AUSGEWÄHLTER AUSZUG -
────────────────────────────────────────

„Die Vereinigten Staaten von Europa unter kapitalistischen Verhältnissen [sind] entweder unmöglich oder reaktionär.“ – W.I. Lenin, 1915
Die Europa-Wahlen am 25. Mai könnten alle Rekorde brechen: Noch nie war das Desinteresse so groß. Laut einer Umfrage zeigten 72 Prozent der Deutschen nur geringes oder gar kein Interesse an diesem Urnengang. [1]
Das liegt auch nicht nur daran, dass die Phrasen auf den diesjährigen Wahlplakaten besonders inhaltsleer sind. Das zu wählende Parlament ist nur eine demokratische Fassade für die EU-Bürokratie, die von den europäischen Großmächten geleitet wird. Dieses Parlament entscheidet nichts.
Der Charakter der Europäischen Union wird deutlich, wenn man sich die Situation in Griechenland oder Portugal anschaut: Die EU setzt eine massive Senkung der Lebensstandards der arbeitenden Bevölkerung durch, um die Profite deutscher und französischer Banken zu sichern. Das deutsche Kapital will sie nutzen, um seine Hegemonie über ganz Europa durchzusetzen – auch wenn dies nicht ohne Reibungen und Konfrontationen mit den anderen europäischen Imperialismen vonstatten gehen wird, allen voran Frankreich.

────────────────────────────────────────

AUFGABENSTELLUNG -
1. Fass im Auszug zur Europawahl den Absatz, der mit „Der Charakter der Europäischen Union“ beginnt, kürzer zusammen und behalte dabei seine wichtigsten Aussagen.
2. Schreib den Auszug zur Europawahl nach seinem letzten Satz weiter.
Die Datensätze braucht man hier nicht.

────────────────────────────────────────

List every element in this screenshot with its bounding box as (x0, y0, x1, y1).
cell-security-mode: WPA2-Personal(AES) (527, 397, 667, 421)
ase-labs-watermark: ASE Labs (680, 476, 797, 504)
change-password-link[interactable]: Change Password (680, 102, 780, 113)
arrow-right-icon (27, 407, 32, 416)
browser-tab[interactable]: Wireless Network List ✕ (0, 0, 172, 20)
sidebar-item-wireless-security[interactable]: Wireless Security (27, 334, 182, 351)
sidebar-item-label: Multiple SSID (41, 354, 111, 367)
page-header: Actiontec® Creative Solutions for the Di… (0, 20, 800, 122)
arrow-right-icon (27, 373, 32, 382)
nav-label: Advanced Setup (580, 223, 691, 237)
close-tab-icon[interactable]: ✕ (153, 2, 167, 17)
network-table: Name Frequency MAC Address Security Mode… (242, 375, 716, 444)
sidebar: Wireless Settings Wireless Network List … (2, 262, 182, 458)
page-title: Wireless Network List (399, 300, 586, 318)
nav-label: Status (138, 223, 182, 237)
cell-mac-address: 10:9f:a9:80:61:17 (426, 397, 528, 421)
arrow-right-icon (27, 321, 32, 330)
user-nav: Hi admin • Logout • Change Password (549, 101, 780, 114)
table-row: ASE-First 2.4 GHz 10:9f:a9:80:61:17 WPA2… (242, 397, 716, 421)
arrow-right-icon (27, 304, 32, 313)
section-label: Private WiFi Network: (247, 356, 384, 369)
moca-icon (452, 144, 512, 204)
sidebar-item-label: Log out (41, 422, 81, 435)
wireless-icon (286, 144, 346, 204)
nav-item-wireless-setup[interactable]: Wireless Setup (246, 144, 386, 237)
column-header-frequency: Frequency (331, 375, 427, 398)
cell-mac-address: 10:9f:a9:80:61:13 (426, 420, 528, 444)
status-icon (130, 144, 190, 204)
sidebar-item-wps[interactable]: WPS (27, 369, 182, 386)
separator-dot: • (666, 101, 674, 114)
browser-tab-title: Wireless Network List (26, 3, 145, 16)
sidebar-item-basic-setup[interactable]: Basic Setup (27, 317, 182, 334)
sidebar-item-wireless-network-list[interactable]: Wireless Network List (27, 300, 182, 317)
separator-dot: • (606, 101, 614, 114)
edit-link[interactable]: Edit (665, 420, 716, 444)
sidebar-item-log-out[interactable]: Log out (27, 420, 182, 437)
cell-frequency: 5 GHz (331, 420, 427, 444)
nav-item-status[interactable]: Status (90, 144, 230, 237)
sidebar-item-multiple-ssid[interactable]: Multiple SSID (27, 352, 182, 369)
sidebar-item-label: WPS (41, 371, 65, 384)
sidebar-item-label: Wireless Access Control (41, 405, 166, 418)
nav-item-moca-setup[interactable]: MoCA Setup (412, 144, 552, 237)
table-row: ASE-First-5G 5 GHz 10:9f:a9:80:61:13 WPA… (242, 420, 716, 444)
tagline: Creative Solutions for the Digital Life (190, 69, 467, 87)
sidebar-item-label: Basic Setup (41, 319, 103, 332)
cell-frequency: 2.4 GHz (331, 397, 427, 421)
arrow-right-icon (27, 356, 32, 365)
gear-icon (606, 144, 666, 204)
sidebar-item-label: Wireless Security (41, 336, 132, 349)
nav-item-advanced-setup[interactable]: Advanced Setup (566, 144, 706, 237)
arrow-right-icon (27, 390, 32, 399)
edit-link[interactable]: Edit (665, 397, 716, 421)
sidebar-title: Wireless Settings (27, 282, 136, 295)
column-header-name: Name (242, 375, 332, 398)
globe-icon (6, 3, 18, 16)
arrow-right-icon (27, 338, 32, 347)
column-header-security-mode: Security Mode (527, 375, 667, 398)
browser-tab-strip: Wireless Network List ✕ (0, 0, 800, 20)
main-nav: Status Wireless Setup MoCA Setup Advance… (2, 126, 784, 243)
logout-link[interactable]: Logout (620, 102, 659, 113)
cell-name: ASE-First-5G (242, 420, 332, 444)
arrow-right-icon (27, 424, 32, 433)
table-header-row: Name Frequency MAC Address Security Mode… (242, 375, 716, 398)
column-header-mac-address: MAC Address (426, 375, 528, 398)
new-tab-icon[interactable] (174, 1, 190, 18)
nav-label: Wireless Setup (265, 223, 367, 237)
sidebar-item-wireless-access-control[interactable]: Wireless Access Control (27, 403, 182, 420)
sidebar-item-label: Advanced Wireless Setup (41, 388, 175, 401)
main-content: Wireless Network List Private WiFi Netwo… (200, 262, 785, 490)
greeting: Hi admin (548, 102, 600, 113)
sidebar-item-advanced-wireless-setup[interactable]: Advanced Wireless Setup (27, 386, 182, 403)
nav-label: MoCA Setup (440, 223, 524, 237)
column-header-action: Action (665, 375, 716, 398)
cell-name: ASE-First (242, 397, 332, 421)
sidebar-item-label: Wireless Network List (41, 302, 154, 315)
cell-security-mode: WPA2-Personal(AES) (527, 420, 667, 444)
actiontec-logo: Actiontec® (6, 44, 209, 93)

────────────────────────────────────────

ANTWORTEN JE AUFGABE -
1. Griechenland und Portugal zeigen, wie die EU ist: Sie drückt den Lebensstandard der arbeitenden Bevölkerung massiv nach unten, damit deutsche und französische Banken ihre Profite sichern. Das deutsche Kapital will die EU als Werkzeug für seine Vorherrschaft über ganz Europa nutzen. Das wird zu Reibungen mit den anderen europäischen Imperialismen führen, vor allem mit Frankreich.

2.
Nicht nur an der europäischen Peripherie, sondern auch beim diplomatischen Gerangel um die Ukraine oder bei Militäreinsätzen in Zentralafrika wird deutlich, wie die EU die Interessen europäischer Konzerne durchsetzt. Die Repression gegen Geflüchtete – die vor den Folgen imperialistischer Herrschaft aus ihren ländern fliehen müssen – wird durch die EU koordiniert.
Dennoch hat die Linkspartei auf ihrem Parteitag im Februar in Hamburg diesen Bund kapitalistischer Staaten anerkannt – man möchte ihn lediglich etwas „sozialer“ machen. Dazu passt, dass im April erstmalig Bundestagsabgeordnete der Linkspartei offen für einen Auslandseinsatz des deutschen Militärs gestimmt haben , während noch weitere Mitglieder der Linksfraktion den Einsatz mit Enthaltung unterstützten, und einige andere nicht anwesend waren, sich also diesem politischen Kampf verweigerten. Obwohl das klar gegen das Parteiprogramm und das Europawahlprogramm verstößt, protestiert bisher nur eine kleine Minderheit in der Linkspartei dagegen und fordert den Ausschluss der KriegstreiberInnen aus der Partei. [2] Selbst trotzkistische Strömungen wie Marx21 oder die SAV äußern sich bisher verhalten und relativierend über diesen Dammbruch.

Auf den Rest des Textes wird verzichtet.